begin

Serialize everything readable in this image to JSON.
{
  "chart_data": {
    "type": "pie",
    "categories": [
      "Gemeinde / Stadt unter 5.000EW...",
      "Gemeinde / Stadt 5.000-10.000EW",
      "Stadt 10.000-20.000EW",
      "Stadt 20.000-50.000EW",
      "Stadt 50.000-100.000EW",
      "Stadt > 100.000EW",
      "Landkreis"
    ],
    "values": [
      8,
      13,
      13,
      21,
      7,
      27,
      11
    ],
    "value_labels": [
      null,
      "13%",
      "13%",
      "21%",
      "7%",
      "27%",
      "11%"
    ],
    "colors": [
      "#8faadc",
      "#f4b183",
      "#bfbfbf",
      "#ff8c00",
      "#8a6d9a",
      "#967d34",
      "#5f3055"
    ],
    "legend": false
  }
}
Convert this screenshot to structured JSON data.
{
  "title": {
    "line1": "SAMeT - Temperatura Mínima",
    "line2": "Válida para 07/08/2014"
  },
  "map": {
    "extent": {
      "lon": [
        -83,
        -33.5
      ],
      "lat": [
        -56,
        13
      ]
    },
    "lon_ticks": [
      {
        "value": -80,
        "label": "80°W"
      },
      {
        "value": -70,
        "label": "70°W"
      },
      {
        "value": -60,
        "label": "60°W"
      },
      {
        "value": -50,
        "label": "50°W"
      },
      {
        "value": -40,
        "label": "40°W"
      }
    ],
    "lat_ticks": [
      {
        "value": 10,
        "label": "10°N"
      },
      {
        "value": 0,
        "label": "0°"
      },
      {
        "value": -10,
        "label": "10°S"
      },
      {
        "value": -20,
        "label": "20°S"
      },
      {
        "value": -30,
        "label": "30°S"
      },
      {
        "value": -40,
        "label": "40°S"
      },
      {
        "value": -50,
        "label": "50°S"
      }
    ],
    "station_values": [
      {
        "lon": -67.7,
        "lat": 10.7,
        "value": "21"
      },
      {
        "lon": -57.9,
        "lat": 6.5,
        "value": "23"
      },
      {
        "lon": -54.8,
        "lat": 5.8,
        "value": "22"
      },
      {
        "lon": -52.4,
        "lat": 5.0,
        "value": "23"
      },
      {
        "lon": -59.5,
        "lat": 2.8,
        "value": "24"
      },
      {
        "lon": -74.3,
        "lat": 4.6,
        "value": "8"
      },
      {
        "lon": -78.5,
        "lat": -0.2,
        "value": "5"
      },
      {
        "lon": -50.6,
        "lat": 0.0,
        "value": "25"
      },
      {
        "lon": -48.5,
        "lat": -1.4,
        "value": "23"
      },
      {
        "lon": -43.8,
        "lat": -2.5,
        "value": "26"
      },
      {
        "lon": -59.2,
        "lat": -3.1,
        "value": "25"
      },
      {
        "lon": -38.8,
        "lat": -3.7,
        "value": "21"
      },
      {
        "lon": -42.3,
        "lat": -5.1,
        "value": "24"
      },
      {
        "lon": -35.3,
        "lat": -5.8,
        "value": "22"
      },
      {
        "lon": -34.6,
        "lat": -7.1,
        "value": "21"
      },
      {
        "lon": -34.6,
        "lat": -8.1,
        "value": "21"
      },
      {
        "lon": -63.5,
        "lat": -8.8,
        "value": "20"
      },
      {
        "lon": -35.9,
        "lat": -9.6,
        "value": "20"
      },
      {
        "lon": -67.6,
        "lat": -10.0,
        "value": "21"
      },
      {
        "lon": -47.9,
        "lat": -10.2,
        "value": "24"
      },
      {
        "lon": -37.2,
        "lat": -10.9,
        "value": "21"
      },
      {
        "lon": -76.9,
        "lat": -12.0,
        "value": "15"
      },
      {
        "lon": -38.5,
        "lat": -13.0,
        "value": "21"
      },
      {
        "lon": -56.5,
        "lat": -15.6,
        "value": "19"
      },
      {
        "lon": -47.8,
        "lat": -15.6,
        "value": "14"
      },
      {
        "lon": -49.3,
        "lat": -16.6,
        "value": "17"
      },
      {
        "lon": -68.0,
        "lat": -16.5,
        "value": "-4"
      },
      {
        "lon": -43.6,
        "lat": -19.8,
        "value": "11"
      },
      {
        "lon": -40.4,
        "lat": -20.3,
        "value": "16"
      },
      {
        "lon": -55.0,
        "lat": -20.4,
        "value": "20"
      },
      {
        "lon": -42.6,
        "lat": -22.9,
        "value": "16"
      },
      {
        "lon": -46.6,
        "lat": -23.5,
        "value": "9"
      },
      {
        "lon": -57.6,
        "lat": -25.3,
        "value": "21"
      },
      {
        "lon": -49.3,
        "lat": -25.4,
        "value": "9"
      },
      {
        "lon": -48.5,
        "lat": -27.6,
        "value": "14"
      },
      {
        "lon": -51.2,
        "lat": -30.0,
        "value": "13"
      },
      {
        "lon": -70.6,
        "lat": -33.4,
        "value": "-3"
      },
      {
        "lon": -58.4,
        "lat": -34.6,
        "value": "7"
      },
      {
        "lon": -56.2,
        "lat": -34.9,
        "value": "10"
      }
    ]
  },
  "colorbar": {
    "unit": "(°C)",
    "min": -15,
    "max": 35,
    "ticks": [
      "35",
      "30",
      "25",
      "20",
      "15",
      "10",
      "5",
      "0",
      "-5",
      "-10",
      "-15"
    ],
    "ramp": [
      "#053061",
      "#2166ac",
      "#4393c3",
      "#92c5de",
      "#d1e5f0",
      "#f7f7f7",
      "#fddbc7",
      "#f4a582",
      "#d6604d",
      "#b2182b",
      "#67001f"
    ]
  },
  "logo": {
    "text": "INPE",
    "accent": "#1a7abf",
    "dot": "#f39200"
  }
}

end

-- SHORT PROBLEM --
Repeat the data above exactly.

-- THE COMPLETED TASK --
Serialize everything readable in this image to JSON.
{
  "chart_data": {
    "type": "pie",
    "categories": [
      "Gemeinde / Stadt unter 5.000EW...",
      "Gemeinde / Stadt 5.000-10.000EW",
      "Stadt 10.000-20.000EW",
      "Stadt 20.000-50.000EW",
      "Stadt 50.000-100.000EW",
      "Stadt > 100.000EW",
      "Landkreis"
    ],
    "values": [
      8,
      13,
      13,
      21,
      7,
      27,
      11
    ],
    "value_labels": [
      null,
      "13%",
      "13%",
      "21%",
      "7%",
      "27%",
      "11%"
    ],
    "colors": [
      "#8faadc",
      "#f4b183",
      "#bfbfbf",
      "#ff8c00",
      "#8a6d9a",
      "#967d34",
      "#5f3055"
    ],
    "legend": false
  }
}
Convert this screenshot to structured JSON data.
{
  "title": {
    "line1": "SAMeT - Temperatura Mínima",
    "line2": "Válida para 07/08/2014"
  },
  "map": {
    "extent": {
      "lon": [
        -83,
        -33.5
      ],
      "lat": [
        -56,
        13
      ]
    },
    "lon_ticks": [
      {
        "value": -80,
        "label": "80°W"
      },
      {
        "value": -70,
        "label": "70°W"
      },
      {
        "value": -60,
        "label": "60°W"
      },
      {
        "value": -50,
        "label": "50°W"
      },
      {
        "value": -40,
        "label": "40°W"
      }
    ],
    "lat_ticks": [
      {
        "value": 10,
        "label": "10°N"
      },
      {
        "value": 0,
        "label": "0°"
      },
      {
        "value": -10,
        "label": "10°S"
      },
      {
        "value": -20,
        "label": "20°S"
      },
      {
        "value": -30,
        "label": "30°S"
      },
      {
        "value": -40,
        "label": "40°S"
      },
      {
        "value": -50,
        "label": "50°S"
      }
    ],
    "station_values": [
      {
        "lon": -67.7,
        "lat": 10.7,
        "value": "21"
      },
      {
        "lon": -57.9,
        "lat": 6.5,
        "value": "23"
      },
      {
        "lon": -54.8,
        "lat": 5.8,
        "value": "22"
      },
      {
        "lon": -52.4,
        "lat": 5.0,
        "value": "23"
      },
      {
        "lon": -59.5,
        "lat": 2.8,
        "value": "24"
      },
      {
        "lon": -74.3,
        "lat": 4.6,
        "value": "8"
      },
      {
        "lon": -78.5,
        "lat": -0.2,
        "value": "5"
      },
      {
        "lon": -50.6,
        "lat": 0.0,
        "value": "25"
      },
      {
        "lon": -48.5,
        "lat": -1.4,
        "value": "23"
      },
      {
        "lon": -43.8,
        "lat": -2.5,
        "value": "26"
      },
      {
        "lon": -59.2,
        "lat": -3.1,
        "value": "25"
      },
      {
        "lon": -38.8,
        "lat": -3.7,
        "value": "21"
      },
      {
        "lon": -42.3,
        "lat": -5.1,
        "value": "24"
      },
      {
        "lon": -35.3,
        "lat": -5.8,
        "value": "22"
      },
      {
        "lon": -34.6,
        "lat": -7.1,
        "value": "21"
      },
      {
        "lon": -34.6,
        "lat": -8.1,
        "value": "21"
      },
      {
        "lon": -63.5,
        "lat": -8.8,
        "value": "20"
      },
      {
        "lon": -35.9,
        "lat": -9.6,
        "value": "20"
      },
      {
        "lon": -67.6,
        "lat": -10.0,
        "value": "21"
      },
      {
        "lon": -47.9,
        "lat": -10.2,
        "value": "24"
      },
      {
        "lon": -37.2,
        "lat": -10.9,
        "value": "21"
      },
      {
        "lon": -76.9,
        "lat": -12.0,
        "value": "15"
      },
      {
        "lon": -38.5,
        "lat": -13.0,
        "value": "21"
      },
      {
        "lon": -56.5,
        "lat": -15.6,
        "value": "19"
      },
      {
        "lon": -47.8,
        "lat": -15.6,
        "value": "14"
      },
      {
        "lon": -49.3,
        "lat": -16.6,
        "value": "17"
      },
      {
        "lon": -68.0,
        "lat": -16.5,
        "value": "-4"
      },
      {
        "lon": -43.6,
        "lat": -19.8,
        "value": "11"
      },
      {
        "lon": -40.4,
        "lat": -20.3,
        "value": "16"
      },
      {
        "lon": -55.0,
        "lat": -20.4,
        "value": "20"
      },
      {
        "lon": -42.6,
        "lat": -22.9,
        "value": "16"
      },
      {
        "lon": -46.6,
        "lat": -23.5,
        "value": "9"
      },
      {
        "lon": -57.6,
        "lat": -25.3,
        "value": "21"
      },
      {
        "lon": -49.3,
        "lat": -25.4,
        "value": "9"
      },
      {
        "lon": -48.5,
        "lat": -27.6,
        "value": "14"
      },
      {
        "lon": -51.2,
        "lat": -30.0,
        "value": "13"
      },
      {
        "lon": -70.6,
        "lat": -33.4,
        "value": "-3"
      },
      {
        "lon": -58.4,
        "lat": -34.6,
        "value": "7"
      },
      {
        "lon": -56.2,
        "lat": -34.9,
        "value": "10"
      }
    ]
  },
  "colorbar": {
    "unit": "(°C)",
    "min": -15,
    "max": 35,
    "ticks": [
      "35",
      "30",
      "25",
      "20",
      "15",
      "10",
      "5",
      "0",
      "-5",
      "-10",
      "-15"
    ],
    "ramp": [
      "#053061",
      "#2166ac",
      "#4393c3",
      "#92c5de",
      "#d1e5f0",
      "#f7f7f7",
      "#fddbc7",
      "#f4a582",
      "#d6604d",
      "#b2182b",
      "#67001f"
    ]
  },
  "logo": {
    "text": "INPE",
    "accent": "#1a7abf",
    "dot": "#f39200"
  }
}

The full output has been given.